Your answer must be an exact transcription of every record.

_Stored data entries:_
+--
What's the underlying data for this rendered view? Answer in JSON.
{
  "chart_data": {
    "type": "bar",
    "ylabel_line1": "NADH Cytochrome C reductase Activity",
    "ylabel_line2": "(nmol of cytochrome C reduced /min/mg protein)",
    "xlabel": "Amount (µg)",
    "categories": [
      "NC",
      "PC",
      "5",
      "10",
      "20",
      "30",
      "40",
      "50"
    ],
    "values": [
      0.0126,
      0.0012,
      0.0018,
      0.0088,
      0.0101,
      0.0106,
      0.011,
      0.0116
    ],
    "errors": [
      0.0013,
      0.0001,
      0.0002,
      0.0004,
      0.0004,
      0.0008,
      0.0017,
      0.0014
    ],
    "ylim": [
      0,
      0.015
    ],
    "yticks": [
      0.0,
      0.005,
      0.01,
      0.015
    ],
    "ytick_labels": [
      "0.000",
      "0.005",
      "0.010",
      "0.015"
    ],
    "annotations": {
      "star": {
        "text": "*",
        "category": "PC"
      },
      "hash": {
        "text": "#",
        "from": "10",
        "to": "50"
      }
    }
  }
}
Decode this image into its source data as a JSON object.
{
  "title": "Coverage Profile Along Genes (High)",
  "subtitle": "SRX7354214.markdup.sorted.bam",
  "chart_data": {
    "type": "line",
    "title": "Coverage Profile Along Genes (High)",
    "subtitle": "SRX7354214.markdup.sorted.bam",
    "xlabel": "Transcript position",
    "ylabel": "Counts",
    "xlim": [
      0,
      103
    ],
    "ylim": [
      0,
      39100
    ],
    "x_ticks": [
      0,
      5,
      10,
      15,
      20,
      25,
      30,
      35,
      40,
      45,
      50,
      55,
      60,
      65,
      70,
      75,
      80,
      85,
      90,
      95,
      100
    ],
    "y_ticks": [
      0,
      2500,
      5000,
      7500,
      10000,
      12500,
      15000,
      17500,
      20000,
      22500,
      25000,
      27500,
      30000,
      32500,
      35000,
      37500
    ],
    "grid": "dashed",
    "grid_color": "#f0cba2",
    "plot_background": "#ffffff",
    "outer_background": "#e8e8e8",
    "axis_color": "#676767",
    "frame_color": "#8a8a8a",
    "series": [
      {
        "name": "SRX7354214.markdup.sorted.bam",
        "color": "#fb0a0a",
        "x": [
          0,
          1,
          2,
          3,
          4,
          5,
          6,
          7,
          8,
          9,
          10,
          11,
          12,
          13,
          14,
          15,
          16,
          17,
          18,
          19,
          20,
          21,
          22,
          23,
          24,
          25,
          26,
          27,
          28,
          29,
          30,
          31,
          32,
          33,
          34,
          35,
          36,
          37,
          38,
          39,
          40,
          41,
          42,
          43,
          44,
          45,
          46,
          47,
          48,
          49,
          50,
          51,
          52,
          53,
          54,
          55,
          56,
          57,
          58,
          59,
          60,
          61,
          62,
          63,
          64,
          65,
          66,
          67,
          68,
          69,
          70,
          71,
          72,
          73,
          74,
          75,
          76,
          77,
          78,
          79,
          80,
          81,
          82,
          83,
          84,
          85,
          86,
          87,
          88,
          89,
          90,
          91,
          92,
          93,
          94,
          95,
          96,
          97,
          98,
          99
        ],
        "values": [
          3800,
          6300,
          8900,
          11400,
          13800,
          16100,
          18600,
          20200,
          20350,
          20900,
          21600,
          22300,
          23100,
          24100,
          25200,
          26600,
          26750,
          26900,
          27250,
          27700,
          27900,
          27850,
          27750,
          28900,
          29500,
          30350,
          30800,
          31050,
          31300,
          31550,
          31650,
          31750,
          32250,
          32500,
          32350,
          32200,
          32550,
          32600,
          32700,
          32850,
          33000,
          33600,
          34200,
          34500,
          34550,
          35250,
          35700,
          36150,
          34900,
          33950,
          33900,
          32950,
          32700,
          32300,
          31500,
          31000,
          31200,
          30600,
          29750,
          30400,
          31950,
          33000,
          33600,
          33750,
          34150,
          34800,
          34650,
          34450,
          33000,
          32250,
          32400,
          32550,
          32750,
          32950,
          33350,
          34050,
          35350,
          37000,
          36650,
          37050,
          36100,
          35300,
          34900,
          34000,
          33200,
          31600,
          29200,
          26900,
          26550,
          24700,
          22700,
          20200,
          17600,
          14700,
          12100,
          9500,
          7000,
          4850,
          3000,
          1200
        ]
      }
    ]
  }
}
+--
_Task output:_
What's the underlying data for this rendered view? Answer in JSON.
{
  "chart_data": {
    "type": "bar",
    "ylabel_line1": "NADH Cytochrome C reductase Activity",
    "ylabel_line2": "(nmol of cytochrome C reduced /min/mg protein)",
    "xlabel": "Amount (µg)",
    "categories": [
      "NC",
      "PC",
      "5",
      "10",
      "20",
      "30",
      "40",
      "50"
    ],
    "values": [
      0.0126,
      0.0012,
      0.0018,
      0.0088,
      0.0101,
      0.0106,
      0.011,
      0.0116
    ],
    "errors": [
      0.0013,
      0.0001,
      0.0002,
      0.0004,
      0.0004,
      0.0008,
      0.0017,
      0.0014
    ],
    "ylim": [
      0,
      0.015
    ],
    "yticks": [
      0.0,
      0.005,
      0.01,
      0.015
    ],
    "ytick_labels": [
      "0.000",
      "0.005",
      "0.010",
      "0.015"
    ],
    "annotations": {
      "star": {
        "text": "*",
        "category": "PC"
      },
      "hash": {
        "text": "#",
        "from": "10",
        "to": "50"
      }
    }
  }
}
Decode this image into its source data as a JSON object.
{
  "title": "Coverage Profile Along Genes (High)",
  "subtitle": "SRX7354214.markdup.sorted.bam",
  "chart_data": {
    "type": "line",
    "title": "Coverage Profile Along Genes (High)",
    "subtitle": "SRX7354214.markdup.sorted.bam",
    "xlabel": "Transcript position",
    "ylabel": "Counts",
    "xlim": [
      0,
      103
    ],
    "ylim": [
      0,
      39100
    ],
    "x_ticks": [
      0,
      5,
      10,
      15,
      20,
      25,
      30,
      35,
      40,
      45,
      50,
      55,
      60,
      65,
      70,
      75,
      80,
      85,
      90,
      95,
      100
    ],
    "y_ticks": [
      0,
      2500,
      5000,
      7500,
      10000,
      12500,
      15000,
      17500,
      20000,
      22500,
      25000,
      27500,
      30000,
      32500,
      35000,
      37500
    ],
    "grid": "dashed",
    "grid_color": "#f0cba2",
    "plot_background": "#ffffff",
    "outer_background": "#e8e8e8",
    "axis_color": "#676767",
    "frame_color": "#8a8a8a",
    "series": [
      {
        "name": "SRX7354214.markdup.sorted.bam",
        "color": "#fb0a0a",
        "x": [
          0,
          1,
          2,
          3,
          4,
          5,
          6,
          7,
          8,
          9,
          10,
          11,
          12,
          13,
          14,
          15,
          16,
          17,
          18,
          19,
          20,
          21,
          22,
          23,
          24,
          25,
          26,
          27,
          28,
          29,
          30,
          31,
          32,
          33,
          34,
          35,
          36,
          37,
          38,
          39,
          40,
          41,
          42,
          43,
          44,
          45,
          46,
          47,
          48,
          49,
          50,
          51,
          52,
          53,
          54,
          55,
          56,
          57,
          58,
          59,
          60,
          61,
          62,
          63,
          64,
          65,
          66,
          67,
          68,
          69,
          70,
          71,
          72,
          73,
          74,
          75,
          76,
          77,
          78,
          79,
          80,
          81,
          82,
          83,
          84,
          85,
          86,
          87,
          88,
          89,
          90,
          91,
          92,
          93,
          94,
          95,
          96,
          97,
          98,
          99
        ],
        "values": [
          3800,
          6300,
          8900,
          11400,
          13800,
          16100,
          18600,
          20200,
          20350,
          20900,
          21600,
          22300,
          23100,
          24100,
          25200,
          26600,
          26750,
          26900,
          27250,
          27700,
          27900,
          27850,
          27750,
          28900,
          29500,
          30350,
          30800,
          31050,
          31300,
          31550,
          31650,
          31750,
          32250,
          32500,
          32350,
          32200,
          32550,
          32600,
          32700,
          32850,
          33000,
          33600,
          34200,
          34500,
          34550,
          35250,
          35700,
          36150,
          34900,
          33950,
          33900,
          32950,
          32700,
          32300,
          31500,
          31000,
          31200,
          30600,
          29750,
          30400,
          31950,
          33000,
          33600,
          33750,
          34150,
          34800,
          34650,
          34450,
          33000,
          32250,
          32400,
          32550,
          32750,
          32950,
          33350,
          34050,
          35350,
          37000,
          36650,
          37050,
          36100,
          35300,
          34900,
          34000,
          33200,
          31600,
          29200,
          26900,
          26550,
          24700,
          22700,
          20200,
          17600,
          14700,
          12100,
          9500,
          7000,
          4850,
          3000,
          1200
        ]
      }
    ]
  }
}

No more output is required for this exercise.